REQUIREMENTS: Return all of the data exactly as given.

Items from a dataset:
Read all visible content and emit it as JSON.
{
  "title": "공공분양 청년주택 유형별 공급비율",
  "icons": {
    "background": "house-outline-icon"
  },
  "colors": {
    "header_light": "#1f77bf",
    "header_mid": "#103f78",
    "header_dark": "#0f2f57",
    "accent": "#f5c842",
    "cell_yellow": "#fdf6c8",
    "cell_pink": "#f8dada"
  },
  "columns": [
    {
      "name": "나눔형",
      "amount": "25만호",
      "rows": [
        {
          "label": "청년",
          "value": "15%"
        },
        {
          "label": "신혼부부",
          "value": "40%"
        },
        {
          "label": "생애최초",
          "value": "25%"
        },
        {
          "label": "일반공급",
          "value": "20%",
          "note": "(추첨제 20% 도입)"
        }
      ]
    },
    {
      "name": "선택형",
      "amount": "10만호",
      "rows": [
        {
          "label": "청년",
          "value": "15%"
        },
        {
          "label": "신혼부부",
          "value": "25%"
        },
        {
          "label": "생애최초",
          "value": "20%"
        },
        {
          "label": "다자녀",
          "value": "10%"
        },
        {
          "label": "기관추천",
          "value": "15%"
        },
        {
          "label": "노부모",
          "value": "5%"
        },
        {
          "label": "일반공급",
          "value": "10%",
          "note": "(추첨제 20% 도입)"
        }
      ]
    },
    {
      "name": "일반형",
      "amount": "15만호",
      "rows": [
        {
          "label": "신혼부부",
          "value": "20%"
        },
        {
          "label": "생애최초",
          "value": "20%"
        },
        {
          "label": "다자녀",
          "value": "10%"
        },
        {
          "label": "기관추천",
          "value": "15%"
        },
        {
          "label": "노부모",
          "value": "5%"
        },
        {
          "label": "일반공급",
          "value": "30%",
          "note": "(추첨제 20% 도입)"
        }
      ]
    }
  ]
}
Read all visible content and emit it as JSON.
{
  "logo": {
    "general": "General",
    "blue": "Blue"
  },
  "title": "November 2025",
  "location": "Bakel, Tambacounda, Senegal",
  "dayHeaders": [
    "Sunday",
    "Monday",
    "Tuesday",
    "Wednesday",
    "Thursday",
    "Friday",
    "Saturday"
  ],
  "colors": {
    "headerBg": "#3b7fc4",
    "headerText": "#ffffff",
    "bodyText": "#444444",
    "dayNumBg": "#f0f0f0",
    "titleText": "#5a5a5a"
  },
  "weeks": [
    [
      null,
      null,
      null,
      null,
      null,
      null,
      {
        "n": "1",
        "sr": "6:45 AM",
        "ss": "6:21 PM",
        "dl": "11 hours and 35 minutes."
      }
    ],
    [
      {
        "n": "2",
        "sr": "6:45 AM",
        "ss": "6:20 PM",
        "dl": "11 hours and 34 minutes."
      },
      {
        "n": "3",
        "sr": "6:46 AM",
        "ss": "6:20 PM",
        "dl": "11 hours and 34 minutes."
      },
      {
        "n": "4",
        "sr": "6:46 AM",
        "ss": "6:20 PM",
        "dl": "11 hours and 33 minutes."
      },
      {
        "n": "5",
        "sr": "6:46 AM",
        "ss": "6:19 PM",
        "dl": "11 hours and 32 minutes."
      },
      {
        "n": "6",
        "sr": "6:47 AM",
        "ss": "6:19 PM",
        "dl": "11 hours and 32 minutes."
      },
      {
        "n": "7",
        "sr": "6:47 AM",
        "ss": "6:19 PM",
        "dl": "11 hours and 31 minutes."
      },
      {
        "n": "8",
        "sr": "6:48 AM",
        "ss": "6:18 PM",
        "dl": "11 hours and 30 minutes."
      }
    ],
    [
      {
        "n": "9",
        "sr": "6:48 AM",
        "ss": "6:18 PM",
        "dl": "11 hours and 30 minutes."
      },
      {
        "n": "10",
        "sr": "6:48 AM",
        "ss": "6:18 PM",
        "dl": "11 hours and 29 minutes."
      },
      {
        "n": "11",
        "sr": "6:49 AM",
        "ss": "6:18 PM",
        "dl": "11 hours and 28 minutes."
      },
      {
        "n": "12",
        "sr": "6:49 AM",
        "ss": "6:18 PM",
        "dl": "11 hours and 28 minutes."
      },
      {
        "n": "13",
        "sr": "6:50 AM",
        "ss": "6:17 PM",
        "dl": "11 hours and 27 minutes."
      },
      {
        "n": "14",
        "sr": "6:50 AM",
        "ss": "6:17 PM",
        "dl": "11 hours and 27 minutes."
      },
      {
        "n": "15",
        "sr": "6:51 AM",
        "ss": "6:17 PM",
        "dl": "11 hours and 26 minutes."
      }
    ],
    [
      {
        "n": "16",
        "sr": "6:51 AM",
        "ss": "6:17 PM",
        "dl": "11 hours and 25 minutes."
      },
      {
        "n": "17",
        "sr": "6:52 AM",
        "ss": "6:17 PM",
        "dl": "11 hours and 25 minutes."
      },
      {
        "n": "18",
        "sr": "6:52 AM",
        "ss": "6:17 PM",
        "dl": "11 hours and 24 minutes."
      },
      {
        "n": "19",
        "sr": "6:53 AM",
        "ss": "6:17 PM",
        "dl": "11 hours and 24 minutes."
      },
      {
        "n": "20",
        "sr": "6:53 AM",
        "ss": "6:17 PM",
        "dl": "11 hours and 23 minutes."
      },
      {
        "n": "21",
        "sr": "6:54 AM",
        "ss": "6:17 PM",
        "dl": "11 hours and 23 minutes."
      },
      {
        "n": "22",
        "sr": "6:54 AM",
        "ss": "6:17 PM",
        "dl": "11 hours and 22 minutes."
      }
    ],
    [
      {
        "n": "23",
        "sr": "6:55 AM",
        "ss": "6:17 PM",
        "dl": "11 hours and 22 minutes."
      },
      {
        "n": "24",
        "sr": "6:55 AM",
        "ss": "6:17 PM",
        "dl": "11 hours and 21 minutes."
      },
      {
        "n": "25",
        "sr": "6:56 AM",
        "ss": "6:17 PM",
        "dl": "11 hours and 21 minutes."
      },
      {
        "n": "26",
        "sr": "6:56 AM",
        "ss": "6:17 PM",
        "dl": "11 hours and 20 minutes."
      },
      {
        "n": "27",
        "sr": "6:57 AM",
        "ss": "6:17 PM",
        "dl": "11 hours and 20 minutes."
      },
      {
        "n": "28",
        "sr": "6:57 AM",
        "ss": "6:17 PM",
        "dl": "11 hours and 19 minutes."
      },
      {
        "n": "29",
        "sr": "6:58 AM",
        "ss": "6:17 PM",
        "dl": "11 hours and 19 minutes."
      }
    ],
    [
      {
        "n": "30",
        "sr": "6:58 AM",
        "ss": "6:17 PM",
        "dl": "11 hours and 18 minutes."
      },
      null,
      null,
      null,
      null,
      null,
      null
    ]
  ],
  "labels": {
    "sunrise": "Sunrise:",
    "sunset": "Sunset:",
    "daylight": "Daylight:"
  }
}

COMPLETE OUTPUT:
Read all visible content and emit it as JSON.
{
  "title": "공공분양 청년주택 유형별 공급비율",
  "icons": {
    "background": "house-outline-icon"
  },
  "colors": {
    "header_light": "#1f77bf",
    "header_mid": "#103f78",
    "header_dark": "#0f2f57",
    "accent": "#f5c842",
    "cell_yellow": "#fdf6c8",
    "cell_pink": "#f8dada"
  },
  "columns": [
    {
      "name": "나눔형",
      "amount": "25만호",
      "rows": [
        {
          "label": "청년",
          "value": "15%"
        },
        {
          "label": "신혼부부",
          "value": "40%"
        },
        {
          "label": "생애최초",
          "value": "25%"
        },
        {
          "label": "일반공급",
          "value": "20%",
          "note": "(추첨제 20% 도입)"
        }
      ]
    },
    {
      "name": "선택형",
      "amount": "10만호",
      "rows": [
        {
          "label": "청년",
          "value": "15%"
        },
        {
          "label": "신혼부부",
          "value": "25%"
        },
        {
          "label": "생애최초",
          "value": "20%"
        },
        {
          "label": "다자녀",
          "value": "10%"
        },
        {
          "label": "기관추천",
          "value": "15%"
        },
        {
          "label": "노부모",
          "value": "5%"
        },
        {
          "label": "일반공급",
          "value": "10%",
          "note": "(추첨제 20% 도입)"
        }
      ]
    },
    {
      "name": "일반형",
      "amount": "15만호",
      "rows": [
        {
          "label": "신혼부부",
          "value": "20%"
        },
        {
          "label": "생애최초",
          "value": "20%"
        },
        {
          "label": "다자녀",
          "value": "10%"
        },
        {
          "label": "기관추천",
          "value": "15%"
        },
        {
          "label": "노부모",
          "value": "5%"
        },
        {
          "label": "일반공급",
          "value": "30%",
          "note": "(추첨제 20% 도입)"
        }
      ]
    }
  ]
}
Read all visible content and emit it as JSON.
{
  "logo": {
    "general": "General",
    "blue": "Blue"
  },
  "title": "November 2025",
  "location": "Bakel, Tambacounda, Senegal",
  "dayHeaders": [
    "Sunday",
    "Monday",
    "Tuesday",
    "Wednesday",
    "Thursday",
    "Friday",
    "Saturday"
  ],
  "colors": {
    "headerBg": "#3b7fc4",
    "headerText": "#ffffff",
    "bodyText": "#444444",
    "dayNumBg": "#f0f0f0",
    "titleText": "#5a5a5a"
  },
  "weeks": [
    [
      null,
      null,
      null,
      null,
      null,
      null,
      {
        "n": "1",
        "sr": "6:45 AM",
        "ss": "6:21 PM",
        "dl": "11 hours and 35 minutes."
      }
    ],
    [
      {
        "n": "2",
        "sr": "6:45 AM",
        "ss": "6:20 PM",
        "dl": "11 hours and 34 minutes."
      },
      {
        "n": "3",
        "sr": "6:46 AM",
        "ss": "6:20 PM",
        "dl": "11 hours and 34 minutes."
      },
      {
        "n": "4",
        "sr": "6:46 AM",
        "ss": "6:20 PM",
        "dl": "11 hours and 33 minutes."
      },
      {
        "n": "5",
        "sr": "6:46 AM",
        "ss": "6:19 PM",
        "dl": "11 hours and 32 minutes."
      },
      {
        "n": "6",
        "sr": "6:47 AM",
        "ss": "6:19 PM",
        "dl": "11 hours and 32 minutes."
      },
      {
        "n": "7",
        "sr": "6:47 AM",
        "ss": "6:19 PM",
        "dl": "11 hours and 31 minutes."
      },
      {
        "n": "8",
        "sr": "6:48 AM",
        "ss": "6:18 PM",
        "dl": "11 hours and 30 minutes."
      }
    ],
    [
      {
        "n": "9",
        "sr": "6:48 AM",
        "ss": "6:18 PM",
        "dl": "11 hours and 30 minutes."
      },
      {
        "n": "10",
        "sr": "6:48 AM",
        "ss": "6:18 PM",
        "dl": "11 hours and 29 minutes."
      },
      {
        "n": "11",
        "sr": "6:49 AM",
        "ss": "6:18 PM",
        "dl": "11 hours and 28 minutes."
      },
      {
        "n": "12",
        "sr": "6:49 AM",
        "ss": "6:18 PM",
        "dl": "11 hours and 28 minutes."
      },
      {
        "n": "13",
        "sr": "6:50 AM",
        "ss": "6:17 PM",
        "dl": "11 hours and 27 minutes."
      },
      {
        "n": "14",
        "sr": "6:50 AM",
        "ss": "6:17 PM",
        "dl": "11 hours and 27 minutes."
      },
      {
        "n": "15",
        "sr": "6:51 AM",
        "ss": "6:17 PM",
        "dl": "11 hours and 26 minutes."
      }
    ],
    [
      {
        "n": "16",
        "sr": "6:51 AM",
        "ss": "6:17 PM",
        "dl": "11 hours and 25 minutes."
      },
      {
        "n": "17",
        "sr": "6:52 AM",
        "ss": "6:17 PM",
        "dl": "11 hours and 25 minutes."
      },
      {
        "n": "18",
        "sr": "6:52 AM",
        "ss": "6:17 PM",
        "dl": "11 hours and 24 minutes."
      },
      {
        "n": "19",
        "sr": "6:53 AM",
        "ss": "6:17 PM",
        "dl": "11 hours and 24 minutes."
      },
      {
        "n": "20",
        "sr": "6:53 AM",
        "ss": "6:17 PM",
        "dl": "11 hours and 23 minutes."
      },
      {
        "n": "21",
        "sr": "6:54 AM",
        "ss": "6:17 PM",
        "dl": "11 hours and 23 minutes."
      },
      {
        "n": "22",
        "sr": "6:54 AM",
        "ss": "6:17 PM",
        "dl": "11 hours and 22 minutes."
      }
    ],
    [
      {
        "n": "23",
        "sr": "6:55 AM",
        "ss": "6:17 PM",
        "dl": "11 hours and 22 minutes."
      },
      {
        "n": "24",
        "sr": "6:55 AM",
        "ss": "6:17 PM",
        "dl": "11 hours and 21 minutes."
      },
      {
        "n": "25",
        "sr": "6:56 AM",
        "ss": "6:17 PM",
        "dl": "11 hours and 21 minutes."
      },
      {
        "n": "26",
        "sr": "6:56 AM",
        "ss": "6:17 PM",
        "dl": "11 hours and 20 minutes."
      },
      {
        "n": "27",
        "sr": "6:57 AM",
        "ss": "6:17 PM",
        "dl": "11 hours and 20 minutes."
      },
      {
        "n": "28",
        "sr": "6:57 AM",
        "ss": "6:17 PM",
        "dl": "11 hours and 19 minutes."
      },
      {
        "n": "29",
        "sr": "6:58 AM",
        "ss": "6:17 PM",
        "dl": "11 hours and 19 minutes."
      }
    ],
    [
      {
        "n": "30",
        "sr": "6:58 AM",
        "ss": "6:17 PM",
        "dl": "11 hours and 18 minutes."
      },
      null,
      null,
      null,
      null,
      null,
      null
    ]
  ],
  "labels": {
    "sunrise": "Sunrise:",
    "sunset": "Sunset:",
    "daylight": "Daylight:"
  }
}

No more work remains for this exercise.